+++ Data excerpts

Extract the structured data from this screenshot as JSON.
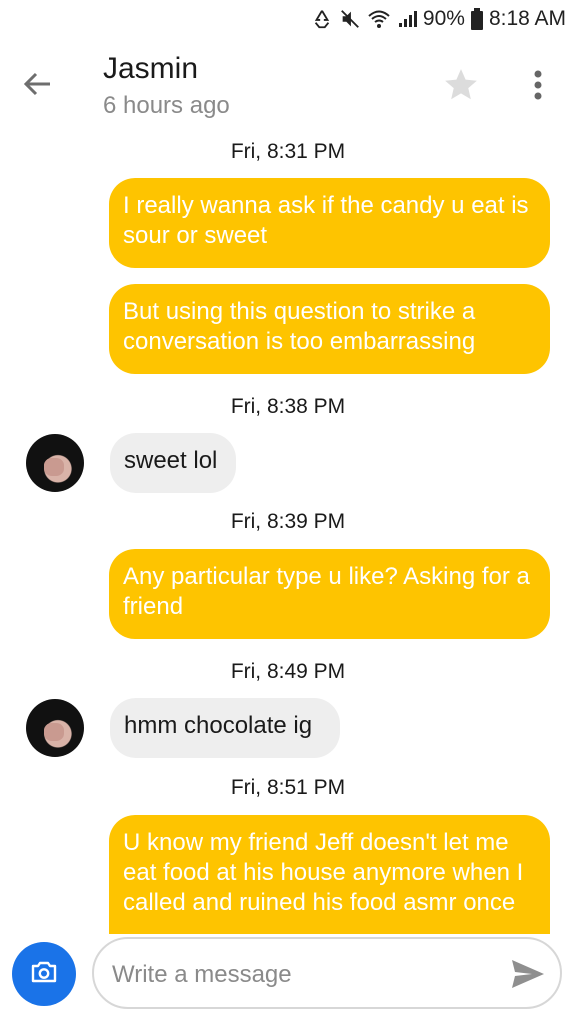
{
  "status_bar": {
    "battery": "90%",
    "time": "8:18 AM"
  },
  "header": {
    "contact_name": "Jasmin",
    "last_seen": "6 hours ago"
  },
  "messages": [
    {
      "type": "timestamp",
      "text": "Fri, 8:31 PM"
    },
    {
      "type": "outgoing",
      "text": "I really wanna ask if the candy u eat is sour or sweet"
    },
    {
      "type": "outgoing",
      "text": "But using this question to strike a conversation is too embarrassing"
    },
    {
      "type": "timestamp",
      "text": "Fri, 8:38 PM"
    },
    {
      "type": "incoming",
      "text": "sweet lol"
    },
    {
      "type": "timestamp",
      "text": "Fri, 8:39 PM"
    },
    {
      "type": "outgoing",
      "text": "Any particular type u like? Asking for a friend"
    },
    {
      "type": "timestamp",
      "text": "Fri, 8:49 PM"
    },
    {
      "type": "incoming",
      "text": "hmm chocolate ig"
    },
    {
      "type": "timestamp",
      "text": "Fri, 8:51 PM"
    },
    {
      "type": "outgoing",
      "text": "U know my friend Jeff doesn't let me eat food at his house anymore when I called and ruined his food asmr once"
    }
  ],
  "composer": {
    "placeholder": "Write a message"
  },
  "colors": {
    "outgoing_bubble": "#fec400",
    "incoming_bubble": "#eeeeee",
    "camera_button": "#1a73e8"
  }
}
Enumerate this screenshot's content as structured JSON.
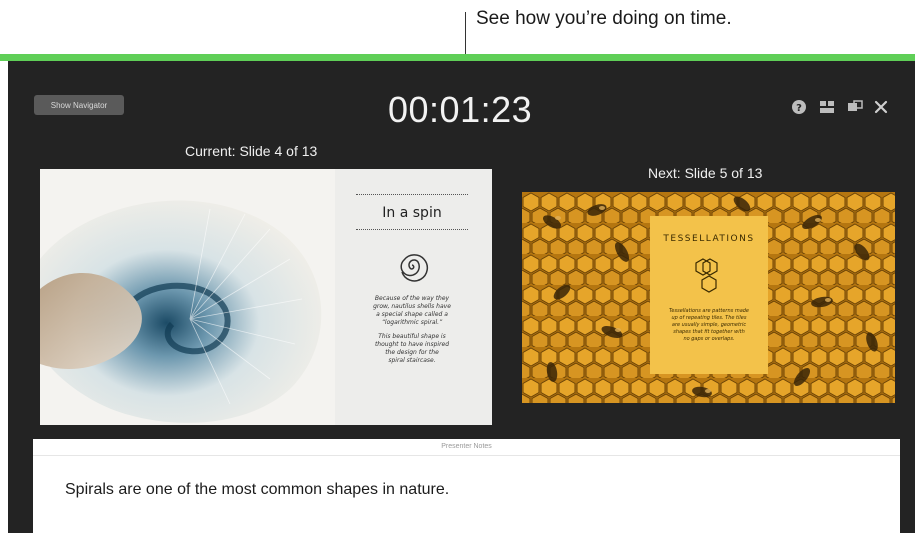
{
  "callout": {
    "text": "See how you’re doing on time."
  },
  "toolbar": {
    "show_navigator_label": "Show Navigator",
    "timer": "00:01:23",
    "icons": [
      "help-icon",
      "slide-layout-icon",
      "switch-displays-icon",
      "close-icon"
    ]
  },
  "current": {
    "label": "Current: Slide 4 of 13",
    "slide": {
      "title": "In a spin",
      "body": [
        "Because of the way they",
        "grow, nautilus shells have",
        "a special shape called a",
        "“logarithmic spiral.”",
        "",
        "This beautiful shape is",
        "thought to have inspired",
        "the design for the",
        "spiral staircase."
      ]
    }
  },
  "next": {
    "label": "Next: Slide 5 of 13",
    "slide": {
      "title": "TESSELLATIONS",
      "body": [
        "Tessellations are patterns made",
        "up of repeating tiles. The tiles",
        "are usually simple, geometric",
        "shapes that fit together with",
        "no gaps or overlaps."
      ]
    }
  },
  "notes": {
    "header": "Presenter Notes",
    "text": "Spirals are one of the most common shapes in nature."
  },
  "colors": {
    "accent_green": "#5fcf57",
    "screen_bg": "#232323",
    "honeycomb": "#c98a16",
    "card_yellow": "#f3c24a"
  }
}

++++++

## Direction
From the data above, write out everything exactly except the pictures.

## Exercise solution
Extract the structured data from this screenshot as JSON.
{
  "status_bar": {
    "battery": "90%",
    "time": "8:18 AM"
  },
  "header": {
    "contact_name": "Jasmin",
    "last_seen": "6 hours ago"
  },
  "messages": [
    {
      "type": "timestamp",
      "text": "Fri, 8:31 PM"
    },
    {
      "type": "outgoing",
      "text": "I really wanna ask if the candy u eat is sour or sweet"
    },
    {
      "type": "outgoing",
      "text": "But using this question to strike a conversation is too embarrassing"
    },
    {
      "type": "timestamp",
      "text": "Fri, 8:38 PM"
    },
    {
      "type": "incoming",
      "text": "sweet lol"
    },
    {
      "type": "timestamp",
      "text": "Fri, 8:39 PM"
    },
    {
      "type": "outgoing",
      "text": "Any particular type u like? Asking for a friend"
    },
    {
      "type": "timestamp",
      "text": "Fri, 8:49 PM"
    },
    {
      "type": "incoming",
      "text": "hmm chocolate ig"
    },
    {
      "type": "timestamp",
      "text": "Fri, 8:51 PM"
    },
    {
      "type": "outgoing",
      "text": "U know my friend Jeff doesn't let me eat food at his house anymore when I called and ruined his food asmr once"
    }
  ],
  "composer": {
    "placeholder": "Write a message"
  },
  "colors": {
    "outgoing_bubble": "#fec400",
    "incoming_bubble": "#eeeeee",
    "camera_button": "#1a73e8"
  }
}
Enumerate this screenshot's content as structured JSON.
{
  "callout": {
    "text": "See how you’re doing on time."
  },
  "toolbar": {
    "show_navigator_label": "Show Navigator",
    "timer": "00:01:23",
    "icons": [
      "help-icon",
      "slide-layout-icon",
      "switch-displays-icon",
      "close-icon"
    ]
  },
  "current": {
    "label": "Current: Slide 4 of 13",
    "slide": {
      "title": "In a spin",
      "body": [
        "Because of the way they",
        "grow, nautilus shells have",
        "a special shape called a",
        "“logarithmic spiral.”",
        "",
        "This beautiful shape is",
        "thought to have inspired",
        "the design for the",
        "spiral staircase."
      ]
    }
  },
  "next": {
    "label": "Next: Slide 5 of 13",
    "slide": {
      "title": "TESSELLATIONS",
      "body": [
        "Tessellations are patterns made",
        "up of repeating tiles. The tiles",
        "are usually simple, geometric",
        "shapes that fit together with",
        "no gaps or overlaps."
      ]
    }
  },
  "notes": {
    "header": "Presenter Notes",
    "text": "Spirals are one of the most common shapes in nature."
  },
  "colors": {
    "accent_green": "#5fcf57",
    "screen_bg": "#232323",
    "honeycomb": "#c98a16",
    "card_yellow": "#f3c24a"
  }
}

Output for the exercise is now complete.